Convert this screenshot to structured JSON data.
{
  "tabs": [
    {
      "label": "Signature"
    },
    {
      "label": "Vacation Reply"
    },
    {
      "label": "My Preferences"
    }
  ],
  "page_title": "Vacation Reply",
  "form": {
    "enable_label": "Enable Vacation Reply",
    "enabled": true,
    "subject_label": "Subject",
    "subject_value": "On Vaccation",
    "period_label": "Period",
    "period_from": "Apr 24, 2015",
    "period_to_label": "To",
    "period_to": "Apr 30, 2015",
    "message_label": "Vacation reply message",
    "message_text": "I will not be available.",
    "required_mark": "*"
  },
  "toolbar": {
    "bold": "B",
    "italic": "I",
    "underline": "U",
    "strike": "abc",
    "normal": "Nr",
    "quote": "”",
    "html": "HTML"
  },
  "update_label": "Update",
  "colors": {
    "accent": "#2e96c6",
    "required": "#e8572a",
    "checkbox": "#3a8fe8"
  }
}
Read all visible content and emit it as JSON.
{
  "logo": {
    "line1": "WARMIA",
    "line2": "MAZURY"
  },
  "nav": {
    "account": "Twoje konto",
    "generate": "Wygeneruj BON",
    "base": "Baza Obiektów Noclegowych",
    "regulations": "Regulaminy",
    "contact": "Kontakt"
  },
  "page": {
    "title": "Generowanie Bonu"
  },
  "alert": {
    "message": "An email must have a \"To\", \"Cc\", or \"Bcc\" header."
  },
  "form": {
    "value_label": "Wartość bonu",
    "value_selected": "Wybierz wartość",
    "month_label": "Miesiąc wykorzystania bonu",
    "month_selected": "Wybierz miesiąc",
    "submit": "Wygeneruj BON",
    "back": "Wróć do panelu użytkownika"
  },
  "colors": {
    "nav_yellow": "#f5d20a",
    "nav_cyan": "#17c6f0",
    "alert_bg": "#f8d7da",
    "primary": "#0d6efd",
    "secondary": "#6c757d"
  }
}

- _Given instruction_:
Exactly as written above, please repeat the entries.

- _Full output_:
Convert this screenshot to structured JSON data.
{
  "tabs": [
    {
      "label": "Signature"
    },
    {
      "label": "Vacation Reply"
    },
    {
      "label": "My Preferences"
    }
  ],
  "page_title": "Vacation Reply",
  "form": {
    "enable_label": "Enable Vacation Reply",
    "enabled": true,
    "subject_label": "Subject",
    "subject_value": "On Vaccation",
    "period_label": "Period",
    "period_from": "Apr 24, 2015",
    "period_to_label": "To",
    "period_to": "Apr 30, 2015",
    "message_label": "Vacation reply message",
    "message_text": "I will not be available.",
    "required_mark": "*"
  },
  "toolbar": {
    "bold": "B",
    "italic": "I",
    "underline": "U",
    "strike": "abc",
    "normal": "Nr",
    "quote": "”",
    "html": "HTML"
  },
  "update_label": "Update",
  "colors": {
    "accent": "#2e96c6",
    "required": "#e8572a",
    "checkbox": "#3a8fe8"
  }
}
Read all visible content and emit it as JSON.
{
  "logo": {
    "line1": "WARMIA",
    "line2": "MAZURY"
  },
  "nav": {
    "account": "Twoje konto",
    "generate": "Wygeneruj BON",
    "base": "Baza Obiektów Noclegowych",
    "regulations": "Regulaminy",
    "contact": "Kontakt"
  },
  "page": {
    "title": "Generowanie Bonu"
  },
  "alert": {
    "message": "An email must have a \"To\", \"Cc\", or \"Bcc\" header."
  },
  "form": {
    "value_label": "Wartość bonu",
    "value_selected": "Wybierz wartość",
    "month_label": "Miesiąc wykorzystania bonu",
    "month_selected": "Wybierz miesiąc",
    "submit": "Wygeneruj BON",
    "back": "Wróć do panelu użytkownika"
  },
  "colors": {
    "nav_yellow": "#f5d20a",
    "nav_cyan": "#17c6f0",
    "alert_bg": "#f8d7da",
    "primary": "#0d6efd",
    "secondary": "#6c757d"
  }
}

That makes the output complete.